WHAT YOU WILL DO
Locate the lines that hold the string "text". Copy every such line.

LISTING
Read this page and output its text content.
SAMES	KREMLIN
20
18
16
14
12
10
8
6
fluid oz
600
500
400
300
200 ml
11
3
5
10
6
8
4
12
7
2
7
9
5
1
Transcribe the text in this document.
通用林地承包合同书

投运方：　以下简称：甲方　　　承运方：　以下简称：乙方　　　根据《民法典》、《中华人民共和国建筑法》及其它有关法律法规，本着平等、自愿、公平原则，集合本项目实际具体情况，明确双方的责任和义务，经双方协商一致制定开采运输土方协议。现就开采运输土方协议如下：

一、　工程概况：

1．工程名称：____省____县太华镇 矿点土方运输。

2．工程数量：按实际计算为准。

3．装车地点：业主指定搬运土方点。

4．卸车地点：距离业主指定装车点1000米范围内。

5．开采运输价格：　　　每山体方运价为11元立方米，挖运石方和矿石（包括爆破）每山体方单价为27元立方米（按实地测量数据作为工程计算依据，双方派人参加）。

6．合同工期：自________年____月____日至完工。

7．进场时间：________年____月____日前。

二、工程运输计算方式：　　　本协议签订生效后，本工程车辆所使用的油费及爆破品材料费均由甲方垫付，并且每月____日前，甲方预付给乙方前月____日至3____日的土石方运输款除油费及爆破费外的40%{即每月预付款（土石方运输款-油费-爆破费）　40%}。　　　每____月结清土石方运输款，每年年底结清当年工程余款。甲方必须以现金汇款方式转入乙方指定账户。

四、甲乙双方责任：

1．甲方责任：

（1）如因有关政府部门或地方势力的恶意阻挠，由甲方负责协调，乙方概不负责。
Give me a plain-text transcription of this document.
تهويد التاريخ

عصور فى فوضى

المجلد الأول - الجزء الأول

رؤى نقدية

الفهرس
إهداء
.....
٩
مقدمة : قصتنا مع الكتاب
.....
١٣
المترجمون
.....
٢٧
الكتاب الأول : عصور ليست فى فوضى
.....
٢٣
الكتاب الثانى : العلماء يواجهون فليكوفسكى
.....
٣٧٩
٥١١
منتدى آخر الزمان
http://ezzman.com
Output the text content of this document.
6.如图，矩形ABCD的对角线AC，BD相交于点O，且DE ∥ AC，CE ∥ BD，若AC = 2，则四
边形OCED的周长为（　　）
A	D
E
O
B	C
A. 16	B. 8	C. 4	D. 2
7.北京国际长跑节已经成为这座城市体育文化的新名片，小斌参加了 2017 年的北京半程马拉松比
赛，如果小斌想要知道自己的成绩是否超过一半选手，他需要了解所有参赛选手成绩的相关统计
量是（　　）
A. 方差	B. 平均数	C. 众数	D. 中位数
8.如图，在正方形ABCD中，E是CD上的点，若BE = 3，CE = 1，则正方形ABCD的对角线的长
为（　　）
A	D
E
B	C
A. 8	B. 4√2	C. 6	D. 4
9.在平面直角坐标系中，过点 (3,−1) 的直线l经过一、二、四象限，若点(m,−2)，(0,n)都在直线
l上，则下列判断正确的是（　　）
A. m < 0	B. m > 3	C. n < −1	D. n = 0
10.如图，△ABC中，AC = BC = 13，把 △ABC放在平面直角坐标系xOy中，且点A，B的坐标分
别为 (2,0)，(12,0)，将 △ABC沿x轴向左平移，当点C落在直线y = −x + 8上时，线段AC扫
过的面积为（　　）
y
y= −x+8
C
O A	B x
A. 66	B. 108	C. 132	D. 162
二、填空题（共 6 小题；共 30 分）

SOLUTION TO THIS TASK
Read this page and output its text content.
Transcribe the text in this document.
Give me a plain-text transcription of this document.
Output the text content of this document.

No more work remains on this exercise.